> **Data entries for graphics**
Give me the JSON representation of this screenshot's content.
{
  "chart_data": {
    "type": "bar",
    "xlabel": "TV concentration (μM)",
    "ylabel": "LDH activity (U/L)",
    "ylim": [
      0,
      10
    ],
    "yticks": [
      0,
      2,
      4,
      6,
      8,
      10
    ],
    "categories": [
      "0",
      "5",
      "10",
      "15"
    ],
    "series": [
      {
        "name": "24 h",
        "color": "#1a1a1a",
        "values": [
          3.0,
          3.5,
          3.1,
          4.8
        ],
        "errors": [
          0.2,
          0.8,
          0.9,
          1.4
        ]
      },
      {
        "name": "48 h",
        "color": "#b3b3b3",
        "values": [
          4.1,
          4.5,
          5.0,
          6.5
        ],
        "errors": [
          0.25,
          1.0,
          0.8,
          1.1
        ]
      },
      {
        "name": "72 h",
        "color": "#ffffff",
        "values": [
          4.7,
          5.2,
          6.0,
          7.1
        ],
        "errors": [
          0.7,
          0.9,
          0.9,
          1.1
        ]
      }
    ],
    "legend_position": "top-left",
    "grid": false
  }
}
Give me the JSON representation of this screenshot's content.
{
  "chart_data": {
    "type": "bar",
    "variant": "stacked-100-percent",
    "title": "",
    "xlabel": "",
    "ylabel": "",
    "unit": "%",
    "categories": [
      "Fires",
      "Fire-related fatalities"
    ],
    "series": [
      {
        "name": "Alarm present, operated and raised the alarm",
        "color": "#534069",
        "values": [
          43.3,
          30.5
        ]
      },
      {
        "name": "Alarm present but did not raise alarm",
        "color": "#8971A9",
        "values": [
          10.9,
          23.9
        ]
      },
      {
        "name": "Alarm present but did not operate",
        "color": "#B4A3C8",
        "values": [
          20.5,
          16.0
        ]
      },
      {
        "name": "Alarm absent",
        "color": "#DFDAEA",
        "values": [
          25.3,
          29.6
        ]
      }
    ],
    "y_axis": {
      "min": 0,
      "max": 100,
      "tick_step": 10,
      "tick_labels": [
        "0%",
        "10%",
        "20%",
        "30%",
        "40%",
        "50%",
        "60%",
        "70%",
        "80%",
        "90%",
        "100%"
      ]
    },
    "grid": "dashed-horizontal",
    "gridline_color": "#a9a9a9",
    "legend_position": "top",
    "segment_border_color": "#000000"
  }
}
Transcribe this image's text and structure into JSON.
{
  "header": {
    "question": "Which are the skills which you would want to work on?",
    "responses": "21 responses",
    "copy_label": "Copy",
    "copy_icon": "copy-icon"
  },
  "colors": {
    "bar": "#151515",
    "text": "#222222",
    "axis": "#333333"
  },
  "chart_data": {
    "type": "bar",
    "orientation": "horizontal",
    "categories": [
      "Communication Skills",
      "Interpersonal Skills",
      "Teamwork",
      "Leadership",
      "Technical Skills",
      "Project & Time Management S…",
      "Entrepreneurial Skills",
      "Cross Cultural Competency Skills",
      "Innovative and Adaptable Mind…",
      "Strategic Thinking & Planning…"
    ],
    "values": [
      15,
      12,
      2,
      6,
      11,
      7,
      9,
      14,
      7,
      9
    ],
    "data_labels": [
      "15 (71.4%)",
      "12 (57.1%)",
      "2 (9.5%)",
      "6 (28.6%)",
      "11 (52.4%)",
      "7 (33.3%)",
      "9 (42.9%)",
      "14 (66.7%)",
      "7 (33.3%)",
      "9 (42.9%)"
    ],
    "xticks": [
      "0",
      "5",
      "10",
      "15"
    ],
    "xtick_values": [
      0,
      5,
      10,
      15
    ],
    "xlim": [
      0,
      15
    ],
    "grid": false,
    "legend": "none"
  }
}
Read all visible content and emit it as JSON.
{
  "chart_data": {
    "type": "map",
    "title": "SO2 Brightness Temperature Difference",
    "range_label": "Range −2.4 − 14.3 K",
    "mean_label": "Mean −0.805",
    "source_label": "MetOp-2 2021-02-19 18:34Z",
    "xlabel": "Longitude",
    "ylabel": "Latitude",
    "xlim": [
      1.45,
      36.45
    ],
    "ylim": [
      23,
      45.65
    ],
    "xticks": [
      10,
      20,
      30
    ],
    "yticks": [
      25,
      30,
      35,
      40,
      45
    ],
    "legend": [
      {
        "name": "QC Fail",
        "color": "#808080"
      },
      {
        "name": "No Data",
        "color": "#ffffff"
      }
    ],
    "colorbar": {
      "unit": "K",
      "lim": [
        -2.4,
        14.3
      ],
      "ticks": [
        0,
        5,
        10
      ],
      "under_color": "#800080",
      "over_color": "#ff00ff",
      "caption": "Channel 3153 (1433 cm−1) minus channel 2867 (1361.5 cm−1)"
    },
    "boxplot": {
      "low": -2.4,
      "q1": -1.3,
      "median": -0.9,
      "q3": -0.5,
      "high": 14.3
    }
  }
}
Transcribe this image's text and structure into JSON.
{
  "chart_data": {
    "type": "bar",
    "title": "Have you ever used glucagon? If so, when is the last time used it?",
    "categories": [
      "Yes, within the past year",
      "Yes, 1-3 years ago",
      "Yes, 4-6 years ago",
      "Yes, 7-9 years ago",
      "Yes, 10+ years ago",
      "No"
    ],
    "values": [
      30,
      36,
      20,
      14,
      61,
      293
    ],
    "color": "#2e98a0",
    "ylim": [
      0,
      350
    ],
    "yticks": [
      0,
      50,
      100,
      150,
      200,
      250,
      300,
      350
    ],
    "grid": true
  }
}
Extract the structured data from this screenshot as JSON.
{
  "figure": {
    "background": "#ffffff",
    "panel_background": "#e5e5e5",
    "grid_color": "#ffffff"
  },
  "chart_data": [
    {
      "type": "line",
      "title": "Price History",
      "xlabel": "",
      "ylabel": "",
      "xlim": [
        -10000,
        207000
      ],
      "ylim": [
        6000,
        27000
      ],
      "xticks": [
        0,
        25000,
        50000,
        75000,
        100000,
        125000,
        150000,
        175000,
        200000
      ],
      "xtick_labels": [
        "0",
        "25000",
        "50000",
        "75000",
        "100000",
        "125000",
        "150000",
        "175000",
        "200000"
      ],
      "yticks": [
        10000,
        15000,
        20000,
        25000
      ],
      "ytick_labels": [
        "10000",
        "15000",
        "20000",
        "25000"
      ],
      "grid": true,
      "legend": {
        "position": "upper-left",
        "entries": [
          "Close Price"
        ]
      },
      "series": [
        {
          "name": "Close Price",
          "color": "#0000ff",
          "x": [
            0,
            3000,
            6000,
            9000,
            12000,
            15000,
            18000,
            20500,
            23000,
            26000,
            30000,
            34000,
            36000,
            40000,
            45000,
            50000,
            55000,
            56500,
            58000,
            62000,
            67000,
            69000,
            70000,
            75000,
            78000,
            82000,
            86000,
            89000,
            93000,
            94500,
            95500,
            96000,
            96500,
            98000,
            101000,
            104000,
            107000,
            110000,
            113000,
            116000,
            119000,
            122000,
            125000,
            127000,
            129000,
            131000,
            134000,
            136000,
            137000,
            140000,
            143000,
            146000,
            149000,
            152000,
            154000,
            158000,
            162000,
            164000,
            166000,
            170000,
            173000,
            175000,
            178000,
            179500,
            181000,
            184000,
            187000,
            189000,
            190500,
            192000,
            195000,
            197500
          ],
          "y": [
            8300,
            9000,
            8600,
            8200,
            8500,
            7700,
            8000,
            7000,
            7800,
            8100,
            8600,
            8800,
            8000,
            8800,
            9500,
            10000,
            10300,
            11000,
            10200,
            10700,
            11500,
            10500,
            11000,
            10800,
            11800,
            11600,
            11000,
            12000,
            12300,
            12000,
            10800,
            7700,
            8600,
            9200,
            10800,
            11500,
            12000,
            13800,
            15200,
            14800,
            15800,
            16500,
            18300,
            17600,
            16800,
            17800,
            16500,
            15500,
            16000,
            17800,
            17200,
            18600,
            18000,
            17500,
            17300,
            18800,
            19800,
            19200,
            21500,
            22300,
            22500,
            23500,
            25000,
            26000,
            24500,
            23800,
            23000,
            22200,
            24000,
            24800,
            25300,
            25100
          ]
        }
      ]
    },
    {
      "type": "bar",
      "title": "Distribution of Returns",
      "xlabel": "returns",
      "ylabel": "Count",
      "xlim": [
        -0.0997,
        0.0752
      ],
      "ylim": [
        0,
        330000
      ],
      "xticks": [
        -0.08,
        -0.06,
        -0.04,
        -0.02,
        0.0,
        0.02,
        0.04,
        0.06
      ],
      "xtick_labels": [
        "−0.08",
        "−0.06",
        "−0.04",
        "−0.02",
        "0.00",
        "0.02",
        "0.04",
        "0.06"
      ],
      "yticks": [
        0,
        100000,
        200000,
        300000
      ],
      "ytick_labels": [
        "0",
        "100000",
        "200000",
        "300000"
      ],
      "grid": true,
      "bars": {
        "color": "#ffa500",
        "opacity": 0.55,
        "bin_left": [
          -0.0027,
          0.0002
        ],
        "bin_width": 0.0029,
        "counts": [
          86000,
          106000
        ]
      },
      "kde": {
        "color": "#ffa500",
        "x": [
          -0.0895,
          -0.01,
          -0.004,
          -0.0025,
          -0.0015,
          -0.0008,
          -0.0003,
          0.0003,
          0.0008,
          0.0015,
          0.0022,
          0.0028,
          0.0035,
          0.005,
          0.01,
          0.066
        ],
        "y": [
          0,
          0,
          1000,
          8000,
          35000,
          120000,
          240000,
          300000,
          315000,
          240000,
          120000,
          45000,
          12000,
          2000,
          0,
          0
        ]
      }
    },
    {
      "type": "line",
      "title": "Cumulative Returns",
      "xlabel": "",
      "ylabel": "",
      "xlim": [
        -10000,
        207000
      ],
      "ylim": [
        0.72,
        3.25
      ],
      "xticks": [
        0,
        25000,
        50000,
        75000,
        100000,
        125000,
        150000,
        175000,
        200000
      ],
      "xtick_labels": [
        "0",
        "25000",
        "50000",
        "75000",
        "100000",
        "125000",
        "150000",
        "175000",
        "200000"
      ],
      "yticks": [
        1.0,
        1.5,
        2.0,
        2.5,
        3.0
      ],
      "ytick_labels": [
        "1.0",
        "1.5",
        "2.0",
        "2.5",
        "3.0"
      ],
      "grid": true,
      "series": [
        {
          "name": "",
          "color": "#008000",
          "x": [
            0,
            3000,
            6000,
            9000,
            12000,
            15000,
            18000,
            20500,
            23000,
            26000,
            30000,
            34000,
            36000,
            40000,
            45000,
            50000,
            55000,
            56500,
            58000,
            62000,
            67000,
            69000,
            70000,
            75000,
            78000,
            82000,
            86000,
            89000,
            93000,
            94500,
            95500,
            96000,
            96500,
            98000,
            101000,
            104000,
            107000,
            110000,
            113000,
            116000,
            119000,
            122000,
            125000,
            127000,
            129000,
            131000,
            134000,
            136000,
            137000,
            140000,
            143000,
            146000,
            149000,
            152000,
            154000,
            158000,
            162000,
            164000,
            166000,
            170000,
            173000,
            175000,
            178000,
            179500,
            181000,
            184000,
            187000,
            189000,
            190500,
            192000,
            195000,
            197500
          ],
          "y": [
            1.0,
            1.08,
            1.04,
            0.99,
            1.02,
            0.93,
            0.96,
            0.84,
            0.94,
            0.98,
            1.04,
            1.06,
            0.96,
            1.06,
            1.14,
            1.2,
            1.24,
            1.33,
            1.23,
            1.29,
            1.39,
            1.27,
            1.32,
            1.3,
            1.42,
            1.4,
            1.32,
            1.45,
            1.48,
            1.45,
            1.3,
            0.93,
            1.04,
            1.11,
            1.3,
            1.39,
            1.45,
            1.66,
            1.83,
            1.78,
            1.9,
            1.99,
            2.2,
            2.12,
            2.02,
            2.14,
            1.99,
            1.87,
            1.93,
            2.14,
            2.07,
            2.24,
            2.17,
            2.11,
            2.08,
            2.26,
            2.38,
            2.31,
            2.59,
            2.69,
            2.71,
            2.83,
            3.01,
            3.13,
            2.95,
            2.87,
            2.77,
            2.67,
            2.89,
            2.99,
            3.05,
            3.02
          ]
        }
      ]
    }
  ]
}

> **Problem to solve**
Every line containing the string "horizontal" must be listed.

> **In response**
    "grid": "dashed-horizontal",
    "orientation": "horizontal",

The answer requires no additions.